**Problem requirements:** Extract the full set of records, then give each one again exactly.

**Data for the task:**
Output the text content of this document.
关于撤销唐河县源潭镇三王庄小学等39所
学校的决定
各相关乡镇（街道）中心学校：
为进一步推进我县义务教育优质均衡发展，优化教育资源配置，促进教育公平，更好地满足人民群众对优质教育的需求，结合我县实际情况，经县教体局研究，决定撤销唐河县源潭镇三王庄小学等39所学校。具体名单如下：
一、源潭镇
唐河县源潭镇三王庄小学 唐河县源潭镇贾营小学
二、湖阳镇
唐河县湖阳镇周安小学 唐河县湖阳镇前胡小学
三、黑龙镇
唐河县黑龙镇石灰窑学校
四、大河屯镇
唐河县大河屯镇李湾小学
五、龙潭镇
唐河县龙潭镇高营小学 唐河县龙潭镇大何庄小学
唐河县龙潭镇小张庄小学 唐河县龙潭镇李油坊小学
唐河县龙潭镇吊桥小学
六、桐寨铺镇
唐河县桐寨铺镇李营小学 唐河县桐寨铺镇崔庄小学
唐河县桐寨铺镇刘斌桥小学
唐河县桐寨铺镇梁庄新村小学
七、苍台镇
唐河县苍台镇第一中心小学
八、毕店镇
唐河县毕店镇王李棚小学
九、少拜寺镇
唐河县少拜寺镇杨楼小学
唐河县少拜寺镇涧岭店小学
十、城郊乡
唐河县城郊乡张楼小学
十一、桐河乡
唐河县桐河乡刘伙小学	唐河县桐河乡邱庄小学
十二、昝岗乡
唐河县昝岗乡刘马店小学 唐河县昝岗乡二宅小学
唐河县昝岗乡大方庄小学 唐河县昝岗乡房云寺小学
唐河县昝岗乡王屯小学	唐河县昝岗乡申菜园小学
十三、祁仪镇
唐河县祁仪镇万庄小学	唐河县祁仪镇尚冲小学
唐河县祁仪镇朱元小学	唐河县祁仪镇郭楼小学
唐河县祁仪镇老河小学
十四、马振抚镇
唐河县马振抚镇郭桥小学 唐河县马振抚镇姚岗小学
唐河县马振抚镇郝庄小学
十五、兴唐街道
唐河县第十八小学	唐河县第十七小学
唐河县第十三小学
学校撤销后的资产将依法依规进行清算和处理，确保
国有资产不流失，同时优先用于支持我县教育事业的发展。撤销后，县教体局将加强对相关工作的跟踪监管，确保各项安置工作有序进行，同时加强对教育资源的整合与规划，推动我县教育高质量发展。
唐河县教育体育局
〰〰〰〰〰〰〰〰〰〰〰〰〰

**Task result:**
Output the text content of this document.
关于撤销唐河县源潭镇三王庄小学等39所
学校的决定
各相关乡镇（街道）中心学校：
为进一步推进我县义务教育优质均衡发展，优化教育资源配置，促进教育公平，更好地满足人民群众对优质教育的需求，结合我县实际情况，经县教体局研究，决定撤销唐河县源潭镇三王庄小学等39所学校。具体名单如下：
一、源潭镇
唐河县源潭镇三王庄小学 唐河县源潭镇贾营小学
二、湖阳镇
唐河县湖阳镇周安小学 唐河县湖阳镇前胡小学
三、黑龙镇
唐河县黑龙镇石灰窑学校
四、大河屯镇
唐河县大河屯镇李湾小学
五、龙潭镇
唐河县龙潭镇高营小学 唐河县龙潭镇大何庄小学
唐河县龙潭镇小张庄小学 唐河县龙潭镇李油坊小学
唐河县龙潭镇吊桥小学
六、桐寨铺镇
唐河县桐寨铺镇李营小学 唐河县桐寨铺镇崔庄小学
唐河县桐寨铺镇刘斌桥小学
唐河县桐寨铺镇梁庄新村小学
七、苍台镇
唐河县苍台镇第一中心小学
八、毕店镇
唐河县毕店镇王李棚小学
九、少拜寺镇
唐河县少拜寺镇杨楼小学
唐河县少拜寺镇涧岭店小学
十、城郊乡
唐河县城郊乡张楼小学
十一、桐河乡
唐河县桐河乡刘伙小学	唐河县桐河乡邱庄小学
十二、昝岗乡
唐河县昝岗乡刘马店小学 唐河县昝岗乡二宅小学
唐河县昝岗乡大方庄小学 唐河县昝岗乡房云寺小学
唐河县昝岗乡王屯小学	唐河县昝岗乡申菜园小学
十三、祁仪镇
唐河县祁仪镇万庄小学	唐河县祁仪镇尚冲小学
唐河县祁仪镇朱元小学	唐河县祁仪镇郭楼小学
唐河县祁仪镇老河小学
十四、马振抚镇
唐河县马振抚镇郭桥小学 唐河县马振抚镇姚岗小学
唐河县马振抚镇郝庄小学
十五、兴唐街道
唐河县第十八小学	唐河县第十七小学
唐河县第十三小学
学校撤销后的资产将依法依规进行清算和处理，确保
国有资产不流失，同时优先用于支持我县教育事业的发展。撤销后，县教体局将加强对相关工作的跟踪监管，确保各项安置工作有序进行，同时加强对教育资源的整合与规划，推动我县教育高质量发展。
唐河县教育体育局
〰〰〰〰〰〰〰〰〰〰〰〰〰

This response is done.